__Task to carry out__:
Pull out each line of the items below that contains the string "axis". Matches must have the same case.

__Task inputs__:
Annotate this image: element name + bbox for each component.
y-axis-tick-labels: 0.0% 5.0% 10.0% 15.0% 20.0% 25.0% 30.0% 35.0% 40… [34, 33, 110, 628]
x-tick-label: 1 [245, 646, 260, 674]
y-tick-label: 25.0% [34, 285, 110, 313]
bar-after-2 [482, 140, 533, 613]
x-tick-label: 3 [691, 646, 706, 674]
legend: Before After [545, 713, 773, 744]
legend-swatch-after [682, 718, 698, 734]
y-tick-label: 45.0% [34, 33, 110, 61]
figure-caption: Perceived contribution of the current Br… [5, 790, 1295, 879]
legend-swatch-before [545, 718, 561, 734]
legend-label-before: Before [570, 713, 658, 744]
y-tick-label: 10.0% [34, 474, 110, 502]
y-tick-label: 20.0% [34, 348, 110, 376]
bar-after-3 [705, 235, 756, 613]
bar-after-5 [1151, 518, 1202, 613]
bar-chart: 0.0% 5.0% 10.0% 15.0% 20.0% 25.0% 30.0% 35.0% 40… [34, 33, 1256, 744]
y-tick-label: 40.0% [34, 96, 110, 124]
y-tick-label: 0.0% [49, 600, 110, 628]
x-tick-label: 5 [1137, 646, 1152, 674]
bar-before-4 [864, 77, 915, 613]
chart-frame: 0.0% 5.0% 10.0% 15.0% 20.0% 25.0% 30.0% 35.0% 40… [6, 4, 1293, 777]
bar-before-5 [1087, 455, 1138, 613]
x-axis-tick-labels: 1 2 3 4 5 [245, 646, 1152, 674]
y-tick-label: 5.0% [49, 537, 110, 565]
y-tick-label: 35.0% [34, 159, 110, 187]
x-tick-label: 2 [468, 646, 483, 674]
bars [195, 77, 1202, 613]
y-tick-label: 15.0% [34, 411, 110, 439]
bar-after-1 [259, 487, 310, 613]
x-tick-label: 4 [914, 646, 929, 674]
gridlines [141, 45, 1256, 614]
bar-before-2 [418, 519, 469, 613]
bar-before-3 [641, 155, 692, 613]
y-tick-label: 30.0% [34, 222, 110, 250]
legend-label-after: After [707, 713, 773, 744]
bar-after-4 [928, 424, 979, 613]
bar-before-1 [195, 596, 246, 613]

__Answer to this exercise__:
y-axis-tick-labels: 0.0% 5.0% 10.0% 15.0% 20.0% 25.0% 30.0% 35.0% 40… [34, 33, 110, 628]
x-axis-tick-labels: 1 2 3 4 5 [245, 646, 1152, 674]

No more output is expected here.